**GIVEN TEXT:**
..........

Although my Mentor and the oil well man had not met before, they did discover they had a few mutual friends, one being the somewhat notorious Charles Nungesser, a rather flamboyant World War I French flying ace. At one time or the other both had spent time with him while on leave in Paris. In an interesting turn of fate, sometime after the war Nungesser married a woman by the name of Consuelo that was the traveling companion to Mercedes De Acosta, a woman that, totally unrelated to any of the events chronicled above, ended up herself on a self-determined trek to meet Sri Ramana Maharshi. She wrote a book called Here Lies the Heart that outlines that quest.

..........

[A block of data]

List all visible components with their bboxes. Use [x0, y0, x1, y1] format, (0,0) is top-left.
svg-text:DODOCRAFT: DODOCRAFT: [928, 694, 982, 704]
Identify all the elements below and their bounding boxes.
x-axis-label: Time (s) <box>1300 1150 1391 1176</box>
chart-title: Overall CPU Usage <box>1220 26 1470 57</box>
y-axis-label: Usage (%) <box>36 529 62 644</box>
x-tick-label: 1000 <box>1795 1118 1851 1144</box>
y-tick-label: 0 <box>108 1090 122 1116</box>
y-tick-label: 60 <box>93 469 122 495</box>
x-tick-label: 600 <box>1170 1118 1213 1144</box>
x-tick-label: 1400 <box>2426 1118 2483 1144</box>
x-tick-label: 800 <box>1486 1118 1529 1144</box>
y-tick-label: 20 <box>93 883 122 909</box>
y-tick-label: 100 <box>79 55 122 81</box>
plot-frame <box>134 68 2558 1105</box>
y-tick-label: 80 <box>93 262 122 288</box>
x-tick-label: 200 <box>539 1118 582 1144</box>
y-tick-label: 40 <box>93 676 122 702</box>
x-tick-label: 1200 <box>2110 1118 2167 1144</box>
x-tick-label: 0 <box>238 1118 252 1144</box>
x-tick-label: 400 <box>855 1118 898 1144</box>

..........

**REQUIRED TASKS:**
1 - In the passage about Charles Nungesser, what book did Mercedes De Acosta write about her quest to meet Sri Ramana Maharshi?
2 - Write the next part of the passage about Charles Nungesser and Mercedes De Acosta, picking up after its final sentence.

**TASK-BY-TASK RESULTS:**
1 - Here Lies the Heart.

2 -
Maugham doesn't mention it in his novel, but my Mentor, either before or after his stay at the ashrama of Sri Ramana, and I believe it was before, traveled to Bijapur to meet with an Indian holy man called Siddharameshwar Maharaj. The Maharaj taught that the only way one can reach Final Reality is through what he called Vihangam Marg, the bird's way. For me, at the time, of course, I knew nothing of such things. I only know who the holy man is now because I was able to put together bits and pieces of information such as time and place with such clues as "the bird's way." The holy man had related to my Mentor that only by hearing and practising from the teachings of the Master and thinking over it, just like the bird flies from one tree to another, can one attain Awakening very fast. This is the shortest way to achieve the Final Reality. In that initially I had made little or no progress toward Enlightenment my mentor told me of Siddharameshwer's method. (see)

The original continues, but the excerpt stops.